------ MATERIAL PROVIDED

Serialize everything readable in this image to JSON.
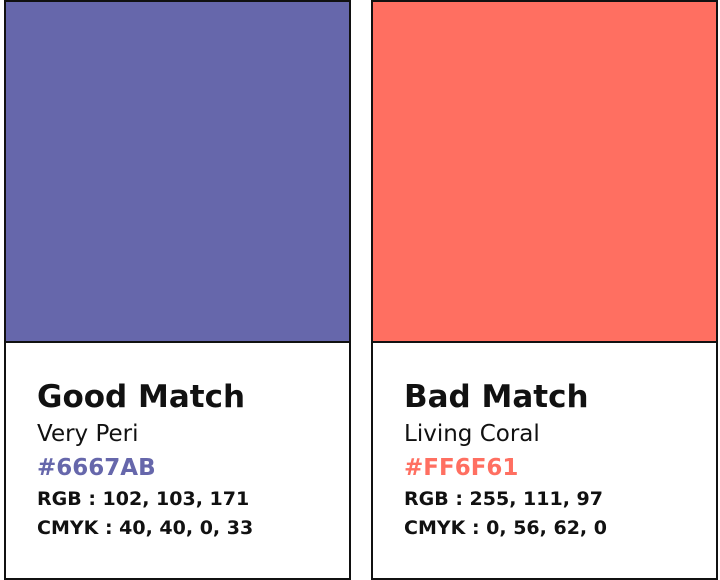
{
  "cards": [
    {
      "title": "Good Match",
      "name": "Very Peri",
      "hex": "#6667AB",
      "rgb": "RGB : 102, 103, 171",
      "cmyk": "CMYK : 40, 40, 0, 33"
    },
    {
      "title": "Bad Match",
      "name": "Living Coral",
      "hex": "#FF6F61",
      "rgb": "RGB : 255, 111, 97",
      "cmyk": "CMYK : 0, 56, 62, 0"
    }
  ]
}
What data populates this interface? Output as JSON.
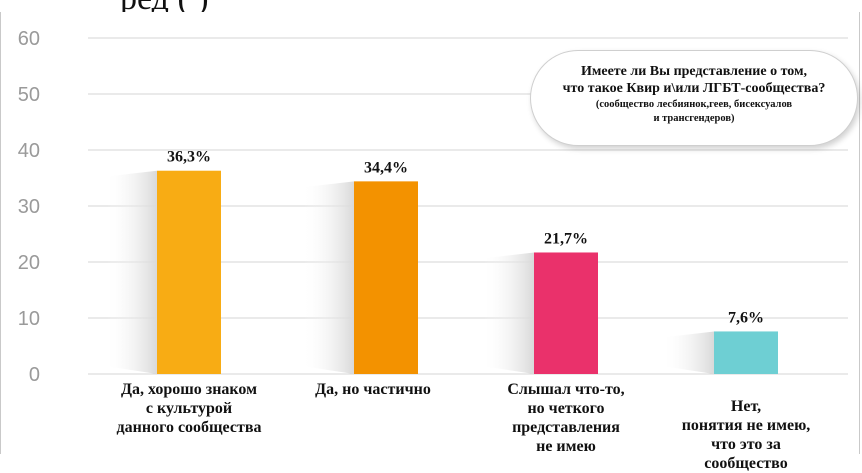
{
  "header": {
    "partial_text": "ред        (     )"
  },
  "chart_data": {
    "type": "bar",
    "categories": [
      "Да, хорошо знаком с культурой данного сообщества",
      "Да, но частично",
      "Слышал что-то, но четкого представления не имею",
      "Нет, понятия не имею, что это за сообщество"
    ],
    "category_lines": [
      [
        "Да, хорошо знаком",
        "с культурой",
        "данного сообщества"
      ],
      [
        "Да, но частично"
      ],
      [
        "Слышал что-то,",
        "но четкого",
        "представления",
        "не имею"
      ],
      [
        "Нет,",
        "понятия не имею,",
        "что это за",
        "сообщество"
      ]
    ],
    "values": [
      36.3,
      34.4,
      21.7,
      7.6
    ],
    "data_labels": [
      "36,3%",
      "34,4%",
      "21,7%",
      "7,6%"
    ],
    "colors": [
      "#f8ac14",
      "#f39200",
      "#ea316b",
      "#6ecfd3"
    ],
    "ylim": [
      0,
      60
    ],
    "yticks": [
      "0",
      "10",
      "20",
      "30",
      "40",
      "50",
      "60"
    ],
    "grid": true,
    "title": "",
    "xlabel": "",
    "ylabel": ""
  },
  "callout": {
    "question_line1": "Имеете ли Вы представление о том,",
    "question_line2": "что такое Квир и\\или ЛГБТ-сообщества?",
    "note_line1": "(сообщество лесбиянок,геев, бисексуалов",
    "note_line2": "и трансгендеров)"
  }
}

------------

▶ TASK TO CARRY OUT
Skip the images and write out the rest of the listing exactly.

▶ OUTPUT BELOW
Serialize everything readable in this image to JSON.
{
  "cards": [
    {
      "title": "Good Match",
      "name": "Very Peri",
      "hex": "#6667AB",
      "rgb": "RGB : 102, 103, 171",
      "cmyk": "CMYK : 40, 40, 0, 33"
    },
    {
      "title": "Bad Match",
      "name": "Living Coral",
      "hex": "#FF6F61",
      "rgb": "RGB : 255, 111, 97",
      "cmyk": "CMYK : 0, 56, 62, 0"
    }
  ]
}
What data populates this interface? Output as JSON.
{
  "header": {
    "partial_text": "ред        (     )"
  },
  "chart_data": {
    "type": "bar",
    "categories": [
      "Да, хорошо знаком с культурой данного сообщества",
      "Да, но частично",
      "Слышал что-то, но четкого представления не имею",
      "Нет, понятия не имею, что это за сообщество"
    ],
    "category_lines": [
      [
        "Да, хорошо знаком",
        "с культурой",
        "данного сообщества"
      ],
      [
        "Да, но частично"
      ],
      [
        "Слышал что-то,",
        "но четкого",
        "представления",
        "не имею"
      ],
      [
        "Нет,",
        "понятия не имею,",
        "что это за",
        "сообщество"
      ]
    ],
    "values": [
      36.3,
      34.4,
      21.7,
      7.6
    ],
    "data_labels": [
      "36,3%",
      "34,4%",
      "21,7%",
      "7,6%"
    ],
    "colors": [
      "#f8ac14",
      "#f39200",
      "#ea316b",
      "#6ecfd3"
    ],
    "ylim": [
      0,
      60
    ],
    "yticks": [
      "0",
      "10",
      "20",
      "30",
      "40",
      "50",
      "60"
    ],
    "grid": true,
    "title": "",
    "xlabel": "",
    "ylabel": ""
  },
  "callout": {
    "question_line1": "Имеете ли Вы представление о том,",
    "question_line2": "что такое Квир и\\или ЛГБТ-сообщества?",
    "note_line1": "(сообщество лесбиянок,геев, бисексуалов",
    "note_line2": "и трансгендеров)"
  }
}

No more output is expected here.